= Task prompt =
Quote the data word for word, beginning at the line that has "north-arrow-icon: N <box>210" and stopping after the line that has "species-row: Species: Gobiidae".

————————

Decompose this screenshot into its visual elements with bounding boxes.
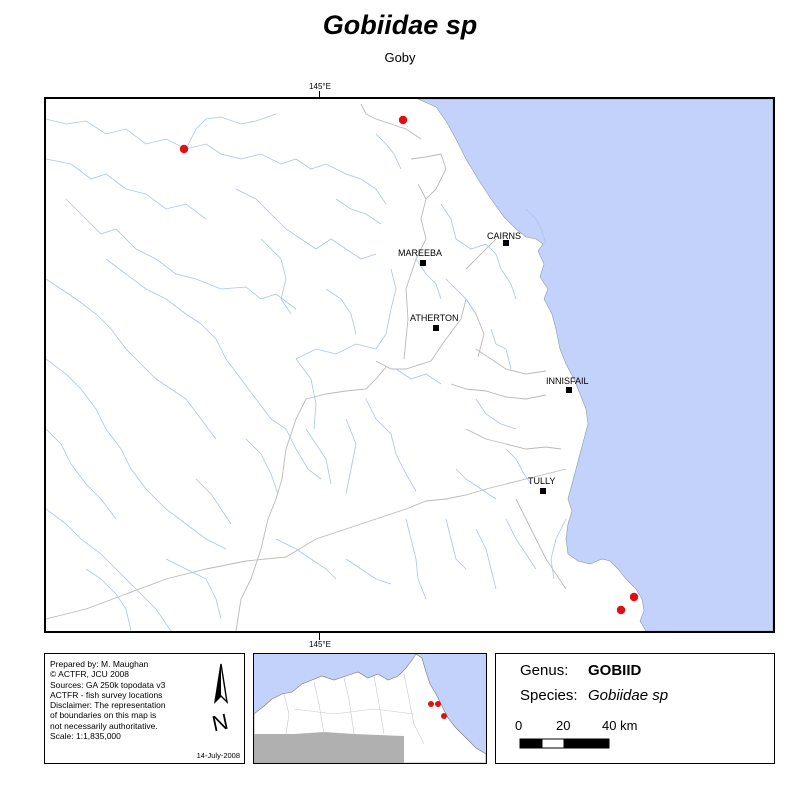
north-arrow-icon: N <box>210 663 231 734</box>
town-label-innisfail: INNISFAIL <box>546 376 589 386</box>
record-point <box>616 605 626 615</box>
longitude-label-top: 145°E <box>309 82 331 91</box>
map-credits: Prepared by: M. Maughan © ACTFR, JCU 200… <box>50 659 190 741</box>
credit-line: Sources: GA 250k topodata v3 <box>50 679 166 690</box>
map-title: Gobiidae sp <box>322 10 478 40</box>
towns: CAIRNS MAREEBA ATHERTON INNISFAIL TULLY <box>398 231 589 494</box>
scale-label-40: 40 km <box>602 718 638 733</box>
credit-line: Disclaimer: The representation <box>50 700 166 711</box>
species-row: Species: Gobiidae sp <box>520 687 668 704</box>
credit-line: © ACTFR, JCU 2008 <box>50 669 130 680</box>
scale-label-0: 0 <box>515 718 523 733</box>
credit-line: ACTFR - fish survey locations <box>50 689 163 700</box>
species-value: Gobiidae sp <box>588 687 669 704</box>
genus-value: GOBIID <box>588 662 642 679</box>
credit-line: not necessarily authoritative. <box>50 720 158 731</box>
town-marker-innisfail <box>566 387 572 393</box>
credit-line: Prepared by: M. Maughan <box>50 659 149 669</box>
town-marker-cairns <box>503 240 509 246</box>
inset-land-other <box>254 732 404 763</box>
main-map: CAIRNS MAREEBA ATHERTON INNISFAIL TULLY <box>44 97 775 633</box>
scale-bar <box>519 738 610 749</box>
north-letter: N <box>210 709 231 734</box>
town-label-atherton: ATHERTON <box>410 313 459 323</box>
record-point <box>629 592 639 602</box>
rivers <box>46 113 567 631</box>
town-label-tully: TULLY <box>528 476 555 486</box>
scale-label-20: 20 <box>556 718 571 733</box>
catchment-boundaries <box>46 103 567 631</box>
credit-line: of boundaries on this map is <box>50 710 157 721</box>
town-marker-mareeba <box>420 260 426 266</box>
credit-line: Scale: 1:1,835,000 <box>50 731 121 742</box>
species-records <box>179 115 639 615</box>
record-point <box>179 144 189 154</box>
map-date: 14-July-2008 <box>196 751 240 760</box>
genus-label: Genus: <box>520 662 569 679</box>
genus-row: Genus: GOBIID <box>520 662 641 679</box>
main-map-svg: CAIRNS MAREEBA ATHERTON INNISFAIL TULLY <box>46 99 773 631</box>
town-label-cairns: CAIRNS <box>487 231 521 241</box>
inset-record-point <box>428 701 434 707</box>
species-legend: Genus: GOBIID Species: Gobiidae sp 0 20 40… <box>495 653 775 764</box>
inset-record-point <box>441 713 447 719</box>
inset-map-svg <box>254 654 486 763</box>
species-label: Species: <box>520 687 578 704</box>
town-marker-atherton <box>433 325 439 331</box>
map-info-panel: Prepared by: M. Maughan © ACTFR, JCU 200… <box>44 653 245 764</box>
longitude-tick-top <box>319 91 320 98</box>
town-marker-tully <box>540 488 546 494</box>
inset-record-point <box>435 701 441 707</box>
coral-sea <box>417 99 773 631</box>
inset-map <box>253 653 487 764</box>
longitude-tick-bottom <box>319 633 320 640</box>
town-label-mareeba: MAREEBA <box>398 248 442 258</box>
longitude-label-bottom: 145°E <box>309 640 331 649</box>
record-point <box>398 115 408 125</box>
map-subtitle: Goby <box>384 50 416 65</box>
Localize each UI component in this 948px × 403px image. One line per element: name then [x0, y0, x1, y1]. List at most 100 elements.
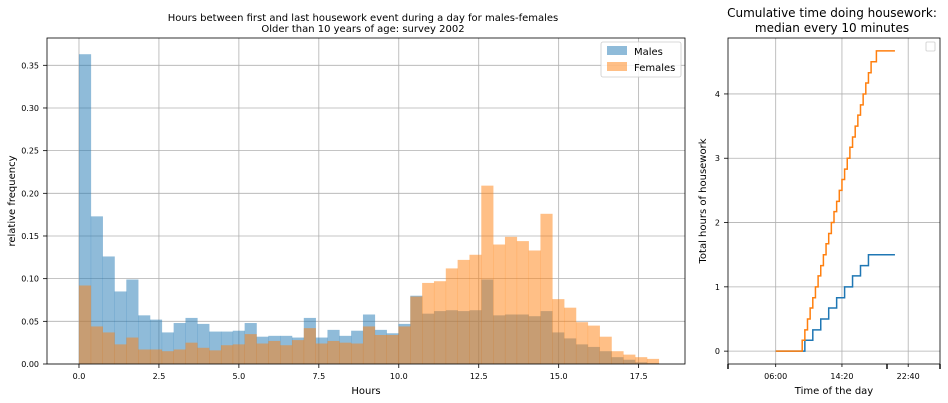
y-tick-label: 0.05	[21, 317, 39, 326]
bar-females	[173, 349, 186, 364]
y-tick-label: 0.25	[21, 147, 39, 156]
y-tick-label: 1	[715, 283, 720, 292]
bar-females	[280, 345, 293, 364]
bar-females	[209, 350, 222, 364]
histogram-frame	[46, 37, 686, 365]
y-tick-label: 2	[715, 219, 720, 228]
y-tick-label: 0.10	[21, 275, 39, 284]
bar-females	[469, 254, 482, 364]
histogram-ticks: 0.0 2.5 5.0 7.5 10.0 12.5 15.0 17.5 0.00 0.05 0.10…	[21, 61, 647, 381]
legend-label-females: Females	[634, 63, 675, 74]
x-tick-label: 15.0	[550, 372, 568, 381]
cumulative-title: Cumulative time doing housework:	[727, 6, 937, 20]
bar-females	[102, 332, 115, 364]
bar-females	[646, 358, 660, 364]
bar-females	[433, 281, 447, 364]
bar-females	[445, 268, 458, 364]
histogram-subtitle: Older than 10 years of age: survey 2002	[261, 24, 464, 35]
bar-females	[244, 334, 257, 364]
y-tick-label: 0	[715, 347, 720, 356]
bar-females	[268, 340, 281, 364]
bar-females	[220, 345, 234, 364]
bar-females	[256, 343, 269, 364]
x-tick-label: 22:40	[897, 372, 920, 381]
bar-females	[623, 354, 636, 364]
step-line-0	[775, 253, 895, 352]
y-tick-label: 0.20	[21, 189, 39, 198]
y-tick-label: 4	[715, 90, 720, 99]
x-tick-label: 06:00	[764, 372, 787, 381]
cumulative-lines	[775, 50, 895, 352]
bar-females	[540, 213, 553, 364]
bar-females	[303, 328, 316, 364]
bar-females	[504, 236, 518, 364]
bar-females	[315, 343, 328, 364]
histogram-x-axis-label: Hours	[351, 386, 380, 397]
cumulative-x-axis-label: Time of the day	[794, 386, 874, 397]
bar-females	[362, 326, 376, 364]
bar-females	[90, 326, 103, 364]
bar-females	[339, 342, 352, 364]
bar-females	[635, 357, 648, 364]
y-tick-label: 3	[715, 154, 720, 163]
bar-females	[327, 340, 340, 364]
cumulative-frame	[727, 37, 941, 365]
y-tick-label: 0.15	[21, 232, 39, 241]
histogram-chart: Hours between first and last housework e…	[7, 13, 686, 397]
cumulative-y-axis-label: Total hours of housework	[698, 138, 709, 264]
bar-females	[114, 344, 127, 364]
bar-females	[493, 244, 506, 364]
x-tick-label: 0.0	[73, 372, 86, 381]
cumulative-grid	[728, 38, 940, 364]
bar-females	[232, 344, 245, 364]
bar-females	[351, 343, 364, 364]
bar-females	[481, 185, 494, 364]
bar-females	[599, 336, 612, 364]
histogram-bars	[78, 54, 660, 364]
y-tick-label: 0.00	[21, 360, 39, 369]
bar-females	[611, 351, 624, 364]
bar-females	[587, 325, 600, 364]
bar-females	[398, 326, 411, 364]
bar-females	[575, 322, 589, 364]
bar-females	[78, 285, 92, 364]
bar-females	[386, 334, 399, 364]
x-tick-label: 7.5	[312, 372, 325, 381]
legend-swatch-females	[607, 62, 627, 71]
bar-females	[564, 307, 577, 364]
cumulative-chart: Cumulative time doing housework: median …	[698, 6, 941, 397]
y-tick-label: 0.30	[21, 104, 39, 113]
x-tick-label: 5.0	[233, 372, 246, 381]
x-tick-label: 14:20	[830, 372, 853, 381]
step-line-1	[775, 50, 895, 352]
histogram-grid	[47, 38, 685, 365]
bar-females	[197, 347, 210, 364]
bar-females	[138, 349, 151, 364]
x-tick-label: 10.0	[390, 372, 408, 381]
bar-females	[161, 351, 174, 364]
histogram-title: Hours between first and last housework e…	[168, 13, 559, 24]
bar-females	[185, 342, 198, 364]
legend-swatch-males	[607, 46, 627, 55]
histogram-y-axis-label: relative frequency	[7, 155, 18, 246]
cumulative-subtitle: median every 10 minutes	[755, 21, 909, 35]
bar-females	[528, 250, 541, 364]
cumulative-ticks: 06:00 14:20 22:40 0 1 2 3 4	[715, 90, 941, 381]
y-tick-label: 0.35	[21, 61, 39, 70]
bar-females	[126, 337, 139, 364]
bar-females	[149, 349, 163, 364]
legend-label-males: Males	[634, 47, 663, 58]
histogram-legend: Males Females	[600, 41, 682, 78]
cumulative-legend-box	[925, 41, 936, 52]
bar-females	[516, 241, 529, 364]
x-tick-label: 12.5	[470, 372, 488, 381]
x-tick-label: 17.5	[630, 372, 648, 381]
x-tick-label: 2.5	[153, 372, 166, 381]
bar-females	[374, 334, 387, 364]
bar-females	[291, 340, 305, 364]
bar-females	[422, 282, 435, 364]
bar-females	[410, 296, 423, 364]
bar-females	[457, 259, 470, 364]
bar-females	[552, 299, 565, 364]
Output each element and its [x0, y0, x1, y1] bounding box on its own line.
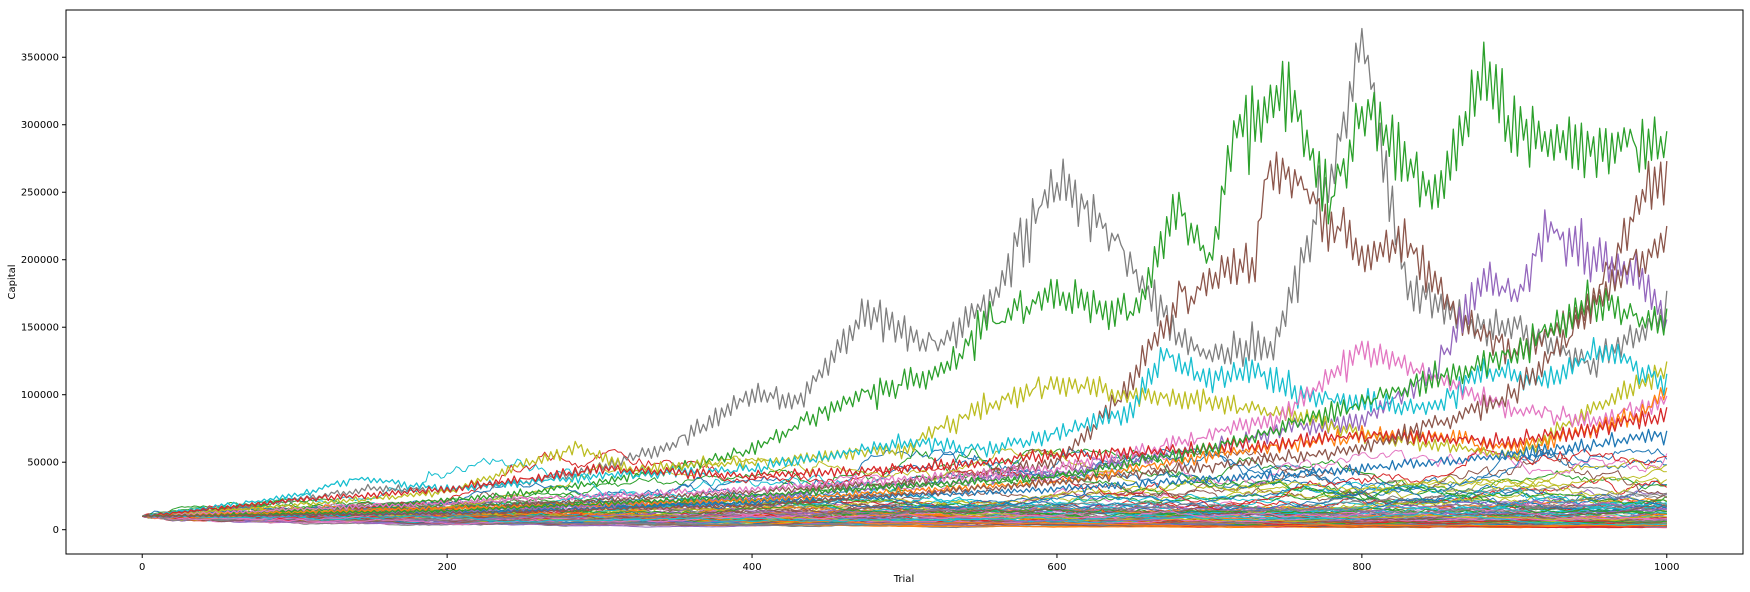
- y-tick-label: 100000: [21, 390, 59, 401]
- series-line-9: [142, 407, 1668, 518]
- y-tick-label: 250000: [21, 188, 59, 199]
- series-line-1: [142, 27, 1668, 518]
- y-axis-label: Capital: [7, 264, 18, 299]
- x-tick-label: 1000: [1654, 562, 1679, 573]
- series-line-5: [142, 361, 1668, 518]
- x-axis-ticks: 0 200 400 600 800 1000: [139, 554, 1679, 573]
- series-line-background-66: [142, 515, 1667, 528]
- x-axis-label: Trial: [893, 574, 914, 585]
- series-line-background-78: [142, 510, 1667, 528]
- series-line-11: [142, 279, 1668, 518]
- series-line-2: [142, 41, 1668, 518]
- x-tick-label: 200: [438, 562, 457, 573]
- plot-background: [66, 10, 1743, 554]
- series-line-background-89: [142, 448, 1667, 517]
- plot-frame: [65, 9, 1744, 555]
- series-line-background-87: [142, 508, 1667, 525]
- y-tick-label: 350000: [21, 53, 59, 64]
- series-line-6: [142, 336, 1668, 518]
- x-tick-label: 600: [1047, 562, 1066, 573]
- x-tick-label: 400: [742, 562, 761, 573]
- y-tick-label: 50000: [27, 458, 59, 469]
- y-tick-label: 0: [53, 525, 59, 536]
- x-tick-label: 0: [139, 562, 145, 573]
- y-tick-label: 150000: [21, 323, 59, 334]
- series-line-background-90: [142, 512, 1667, 526]
- y-tick-label: 200000: [21, 255, 59, 266]
- x-tick-label: 800: [1352, 562, 1371, 573]
- y-axis-ticks: 0 50000 100000 150000 200000 250000 300000 3500…: [21, 53, 66, 536]
- series-line-12: [142, 225, 1668, 518]
- series-layer: [141, 27, 1668, 529]
- series-line-7: [141, 340, 1668, 518]
- series-line-8: [142, 387, 1668, 518]
- y-tick-label: 300000: [21, 120, 59, 131]
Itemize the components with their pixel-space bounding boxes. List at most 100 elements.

————————

= Result for this task =
north-arrow-icon: N <box>210 663 231 734</box>
town-label-innisfail: INNISFAIL <box>546 376 589 386</box>
record-point <box>616 605 626 615</box>
longitude-label-top: 145°E <box>309 82 331 91</box>
map-credits: Prepared by: M. Maughan © ACTFR, JCU 200… <box>50 659 190 741</box>
credit-line: Sources: GA 250k topodata v3 <box>50 679 166 690</box>
map-title: Gobiidae sp <box>322 10 478 40</box>
towns: CAIRNS MAREEBA ATHERTON INNISFAIL TULLY <box>398 231 589 494</box>
scale-label-40: 40 km <box>602 718 638 733</box>
credit-line: Disclaimer: The representation <box>50 700 166 711</box>
species-row: Species: Gobiidae sp <box>520 687 668 704</box>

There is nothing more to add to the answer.